------ Material for this task
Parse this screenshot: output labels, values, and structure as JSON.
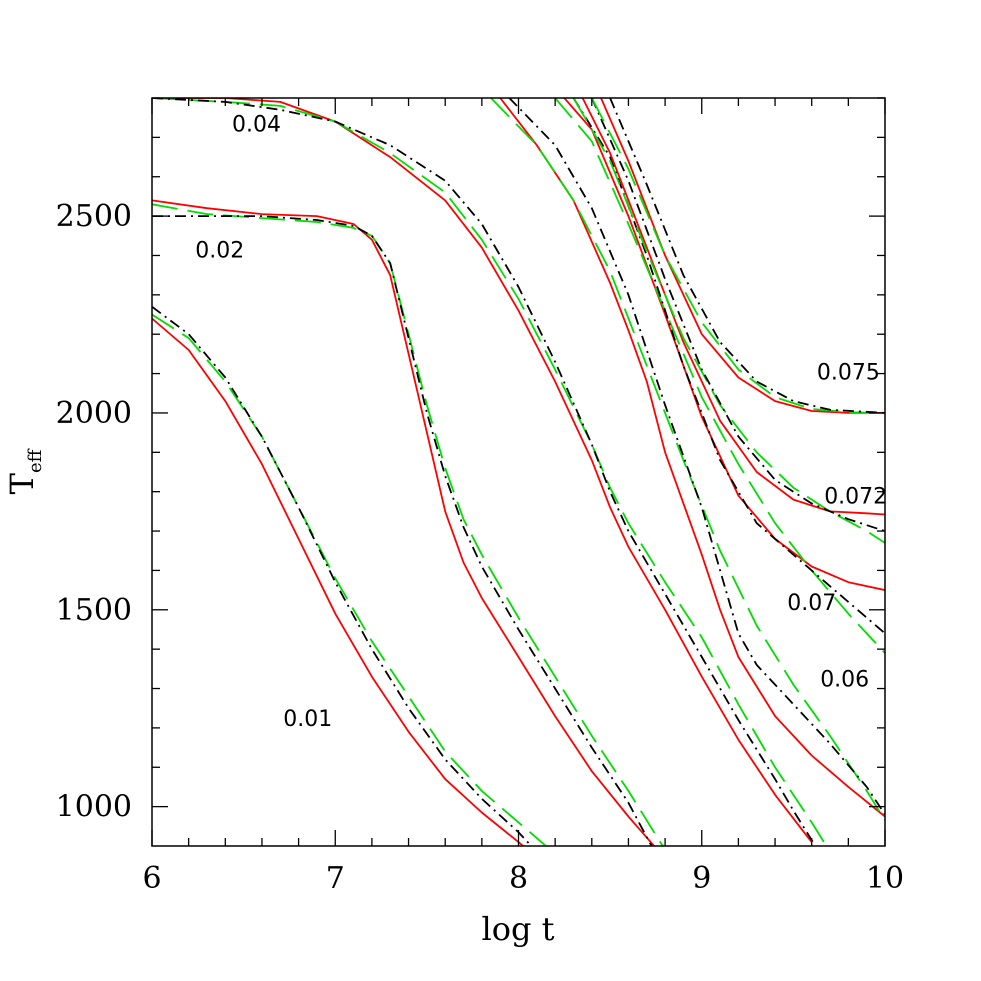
{
  "chart_data": {
    "type": "line",
    "xlabel": "log t",
    "ylabel_main": "T",
    "ylabel_sub": "eff",
    "xlim": [
      6,
      10
    ],
    "ylim": [
      900,
      2800
    ],
    "x_ticks": [
      6,
      7,
      8,
      9,
      10
    ],
    "x_tick_labels": [
      "6",
      "7",
      "8",
      "9",
      "10"
    ],
    "y_ticks": [
      1000,
      1500,
      2000,
      2500
    ],
    "y_tick_labels": [
      "1000",
      "1500",
      "2000",
      "2500"
    ],
    "styles": {
      "red": {
        "color": "#ff0000",
        "dash": ""
      },
      "green": {
        "color": "#00dd00",
        "dash": "26,10"
      },
      "black": {
        "color": "#000000",
        "dash": "11,5,2,5"
      }
    },
    "curve_labels": [
      {
        "text": "0.01",
        "x": 6.85,
        "y": 1225
      },
      {
        "text": "0.02",
        "x": 6.37,
        "y": 2415
      },
      {
        "text": "0.04",
        "x": 6.57,
        "y": 2735
      },
      {
        "text": "0.06",
        "x": 9.78,
        "y": 1325
      },
      {
        "text": "0.07",
        "x": 9.6,
        "y": 1520
      },
      {
        "text": "0.072",
        "x": 9.84,
        "y": 1790
      },
      {
        "text": "0.075",
        "x": 9.8,
        "y": 2105
      }
    ],
    "series": [
      {
        "mass": "0.01",
        "style": "red",
        "points": [
          [
            6,
            2240
          ],
          [
            6.2,
            2160
          ],
          [
            6.4,
            2030
          ],
          [
            6.6,
            1870
          ],
          [
            6.8,
            1680
          ],
          [
            7,
            1490
          ],
          [
            7.2,
            1330
          ],
          [
            7.4,
            1190
          ],
          [
            7.6,
            1070
          ],
          [
            7.8,
            985
          ],
          [
            8,
            910
          ],
          [
            8.05,
            890
          ]
        ]
      },
      {
        "mass": "0.01",
        "style": "green",
        "points": [
          [
            6,
            2250
          ],
          [
            6.2,
            2190
          ],
          [
            6.4,
            2080
          ],
          [
            6.6,
            1940
          ],
          [
            6.8,
            1760
          ],
          [
            7,
            1580
          ],
          [
            7.2,
            1420
          ],
          [
            7.4,
            1280
          ],
          [
            7.6,
            1140
          ],
          [
            7.8,
            1040
          ],
          [
            8,
            960
          ],
          [
            8.15,
            900
          ]
        ]
      },
      {
        "mass": "0.01",
        "style": "black",
        "points": [
          [
            6,
            2270
          ],
          [
            6.2,
            2200
          ],
          [
            6.4,
            2090
          ],
          [
            6.6,
            1940
          ],
          [
            6.8,
            1760
          ],
          [
            7,
            1570
          ],
          [
            7.2,
            1400
          ],
          [
            7.4,
            1250
          ],
          [
            7.6,
            1120
          ],
          [
            7.8,
            1020
          ],
          [
            8,
            935
          ],
          [
            8.08,
            895
          ]
        ]
      },
      {
        "mass": "0.02",
        "style": "red",
        "points": [
          [
            6,
            2540
          ],
          [
            6.3,
            2520
          ],
          [
            6.6,
            2505
          ],
          [
            6.9,
            2500
          ],
          [
            7.1,
            2480
          ],
          [
            7.2,
            2440
          ],
          [
            7.3,
            2350
          ],
          [
            7.4,
            2150
          ],
          [
            7.5,
            1950
          ],
          [
            7.6,
            1750
          ],
          [
            7.7,
            1620
          ],
          [
            7.8,
            1530
          ],
          [
            8,
            1380
          ],
          [
            8.2,
            1230
          ],
          [
            8.4,
            1090
          ],
          [
            8.6,
            975
          ],
          [
            8.75,
            895
          ]
        ]
      },
      {
        "mass": "0.02",
        "style": "green",
        "points": [
          [
            6,
            2530
          ],
          [
            6.3,
            2505
          ],
          [
            6.6,
            2495
          ],
          [
            6.9,
            2485
          ],
          [
            7.1,
            2470
          ],
          [
            7.2,
            2450
          ],
          [
            7.3,
            2380
          ],
          [
            7.4,
            2200
          ],
          [
            7.5,
            2020
          ],
          [
            7.6,
            1860
          ],
          [
            7.7,
            1730
          ],
          [
            7.8,
            1640
          ],
          [
            8,
            1480
          ],
          [
            8.2,
            1330
          ],
          [
            8.4,
            1180
          ],
          [
            8.6,
            1040
          ],
          [
            8.78,
            905
          ],
          [
            8.8,
            895
          ]
        ]
      },
      {
        "mass": "0.02",
        "style": "black",
        "points": [
          [
            6,
            2500
          ],
          [
            6.3,
            2500
          ],
          [
            6.6,
            2500
          ],
          [
            6.9,
            2490
          ],
          [
            7.1,
            2475
          ],
          [
            7.2,
            2450
          ],
          [
            7.3,
            2380
          ],
          [
            7.4,
            2190
          ],
          [
            7.5,
            2000
          ],
          [
            7.6,
            1840
          ],
          [
            7.7,
            1710
          ],
          [
            7.8,
            1610
          ],
          [
            8,
            1450
          ],
          [
            8.2,
            1300
          ],
          [
            8.4,
            1150
          ],
          [
            8.6,
            1010
          ],
          [
            8.72,
            905
          ],
          [
            8.74,
            895
          ]
        ]
      },
      {
        "mass": "0.04",
        "style": "red",
        "points": [
          [
            6,
            2800
          ],
          [
            6.4,
            2800
          ],
          [
            6.7,
            2790
          ],
          [
            7,
            2740
          ],
          [
            7.3,
            2650
          ],
          [
            7.6,
            2540
          ],
          [
            7.8,
            2420
          ],
          [
            8,
            2260
          ],
          [
            8.2,
            2080
          ],
          [
            8.4,
            1880
          ],
          [
            8.5,
            1760
          ],
          [
            8.6,
            1660
          ],
          [
            8.8,
            1500
          ],
          [
            9,
            1330
          ],
          [
            9.2,
            1170
          ],
          [
            9.4,
            1030
          ],
          [
            9.55,
            940
          ],
          [
            9.6,
            910
          ]
        ]
      },
      {
        "mass": "0.04",
        "style": "green",
        "points": [
          [
            6,
            2800
          ],
          [
            6.4,
            2790
          ],
          [
            6.7,
            2780
          ],
          [
            7,
            2740
          ],
          [
            7.3,
            2660
          ],
          [
            7.6,
            2560
          ],
          [
            7.8,
            2440
          ],
          [
            8,
            2290
          ],
          [
            8.2,
            2110
          ],
          [
            8.4,
            1920
          ],
          [
            8.5,
            1810
          ],
          [
            8.6,
            1720
          ],
          [
            8.8,
            1570
          ],
          [
            9,
            1430
          ],
          [
            9.2,
            1260
          ],
          [
            9.4,
            1100
          ],
          [
            9.6,
            960
          ],
          [
            9.68,
            900
          ]
        ]
      },
      {
        "mass": "0.04",
        "style": "black",
        "points": [
          [
            6,
            2800
          ],
          [
            6.4,
            2790
          ],
          [
            6.7,
            2770
          ],
          [
            7,
            2740
          ],
          [
            7.3,
            2680
          ],
          [
            7.6,
            2590
          ],
          [
            7.8,
            2480
          ],
          [
            8,
            2320
          ],
          [
            8.2,
            2130
          ],
          [
            8.4,
            1920
          ],
          [
            8.5,
            1800
          ],
          [
            8.6,
            1700
          ],
          [
            8.8,
            1540
          ],
          [
            9,
            1380
          ],
          [
            9.2,
            1220
          ],
          [
            9.4,
            1070
          ],
          [
            9.5,
            990
          ],
          [
            9.62,
            900
          ]
        ]
      },
      {
        "mass": "0.06",
        "style": "red",
        "points": [
          [
            7.9,
            2800
          ],
          [
            8.1,
            2680
          ],
          [
            8.3,
            2540
          ],
          [
            8.5,
            2330
          ],
          [
            8.6,
            2210
          ],
          [
            8.7,
            2080
          ],
          [
            8.8,
            1900
          ],
          [
            9,
            1640
          ],
          [
            9.1,
            1500
          ],
          [
            9.2,
            1380
          ],
          [
            9.4,
            1230
          ],
          [
            9.6,
            1130
          ],
          [
            9.8,
            1050
          ],
          [
            10,
            975
          ]
        ]
      },
      {
        "mass": "0.06",
        "style": "green",
        "points": [
          [
            7.85,
            2800
          ],
          [
            8.1,
            2680
          ],
          [
            8.3,
            2540
          ],
          [
            8.5,
            2360
          ],
          [
            8.7,
            2120
          ],
          [
            8.9,
            1880
          ],
          [
            9.1,
            1650
          ],
          [
            9.3,
            1460
          ],
          [
            9.5,
            1310
          ],
          [
            9.7,
            1180
          ],
          [
            9.9,
            1040
          ],
          [
            10,
            965
          ]
        ]
      },
      {
        "mass": "0.06",
        "style": "black",
        "points": [
          [
            7.95,
            2800
          ],
          [
            8.2,
            2680
          ],
          [
            8.4,
            2520
          ],
          [
            8.6,
            2300
          ],
          [
            8.8,
            2020
          ],
          [
            9,
            1760
          ],
          [
            9.1,
            1600
          ],
          [
            9.2,
            1440
          ],
          [
            9.3,
            1360
          ],
          [
            9.5,
            1260
          ],
          [
            9.7,
            1160
          ],
          [
            9.9,
            1050
          ],
          [
            10,
            980
          ]
        ]
      },
      {
        "mass": "0.07",
        "style": "red",
        "points": [
          [
            8.25,
            2800
          ],
          [
            8.4,
            2720
          ],
          [
            8.6,
            2500
          ],
          [
            8.8,
            2250
          ],
          [
            9,
            1990
          ],
          [
            9.2,
            1790
          ],
          [
            9.4,
            1680
          ],
          [
            9.6,
            1610
          ],
          [
            9.8,
            1570
          ],
          [
            10,
            1550
          ]
        ]
      },
      {
        "mass": "0.07",
        "style": "green",
        "points": [
          [
            8.2,
            2800
          ],
          [
            8.4,
            2690
          ],
          [
            8.6,
            2480
          ],
          [
            8.8,
            2260
          ],
          [
            9,
            2040
          ],
          [
            9.2,
            1870
          ],
          [
            9.4,
            1720
          ],
          [
            9.6,
            1600
          ],
          [
            9.8,
            1490
          ],
          [
            10,
            1390
          ]
        ]
      },
      {
        "mass": "0.07",
        "style": "black",
        "points": [
          [
            8.3,
            2800
          ],
          [
            8.5,
            2650
          ],
          [
            8.7,
            2400
          ],
          [
            8.9,
            2120
          ],
          [
            9.1,
            1880
          ],
          [
            9.3,
            1720
          ],
          [
            9.5,
            1640
          ],
          [
            9.7,
            1560
          ],
          [
            9.9,
            1480
          ],
          [
            10,
            1440
          ]
        ]
      },
      {
        "mass": "0.072",
        "style": "red",
        "points": [
          [
            8.35,
            2800
          ],
          [
            8.5,
            2660
          ],
          [
            8.7,
            2420
          ],
          [
            8.9,
            2180
          ],
          [
            9.1,
            1980
          ],
          [
            9.3,
            1850
          ],
          [
            9.5,
            1780
          ],
          [
            9.7,
            1750
          ],
          [
            9.9,
            1745
          ],
          [
            10,
            1742
          ]
        ]
      },
      {
        "mass": "0.072",
        "style": "green",
        "points": [
          [
            8.3,
            2800
          ],
          [
            8.5,
            2640
          ],
          [
            8.7,
            2410
          ],
          [
            8.9,
            2190
          ],
          [
            9.1,
            2020
          ],
          [
            9.3,
            1900
          ],
          [
            9.5,
            1810
          ],
          [
            9.7,
            1750
          ],
          [
            9.9,
            1700
          ],
          [
            10,
            1670
          ]
        ]
      },
      {
        "mass": "0.072",
        "style": "black",
        "points": [
          [
            8.4,
            2800
          ],
          [
            8.6,
            2590
          ],
          [
            8.8,
            2340
          ],
          [
            9,
            2110
          ],
          [
            9.2,
            1940
          ],
          [
            9.4,
            1830
          ],
          [
            9.6,
            1770
          ],
          [
            9.8,
            1730
          ],
          [
            10,
            1700
          ]
        ]
      },
      {
        "mass": "0.075",
        "style": "red",
        "points": [
          [
            8.45,
            2800
          ],
          [
            8.6,
            2640
          ],
          [
            8.8,
            2400
          ],
          [
            9,
            2200
          ],
          [
            9.2,
            2090
          ],
          [
            9.4,
            2030
          ],
          [
            9.6,
            2005
          ],
          [
            9.8,
            2000
          ],
          [
            10,
            2000
          ]
        ]
      },
      {
        "mass": "0.075",
        "style": "green",
        "points": [
          [
            8.4,
            2800
          ],
          [
            8.6,
            2620
          ],
          [
            8.8,
            2400
          ],
          [
            9,
            2230
          ],
          [
            9.2,
            2110
          ],
          [
            9.4,
            2040
          ],
          [
            9.6,
            2010
          ],
          [
            9.8,
            2002
          ],
          [
            10,
            2000
          ]
        ]
      },
      {
        "mass": "0.075",
        "style": "black",
        "points": [
          [
            8.5,
            2800
          ],
          [
            8.7,
            2580
          ],
          [
            8.9,
            2350
          ],
          [
            9.1,
            2180
          ],
          [
            9.3,
            2080
          ],
          [
            9.5,
            2030
          ],
          [
            9.7,
            2008
          ],
          [
            10,
            2000
          ]
        ]
      }
    ]
  }
}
------------
What you have to do – Take every line above carrying "color" and return it.

Response to this task –
        "color": "#ff0000",
        "color": "#00dd00",
        "color": "#000000",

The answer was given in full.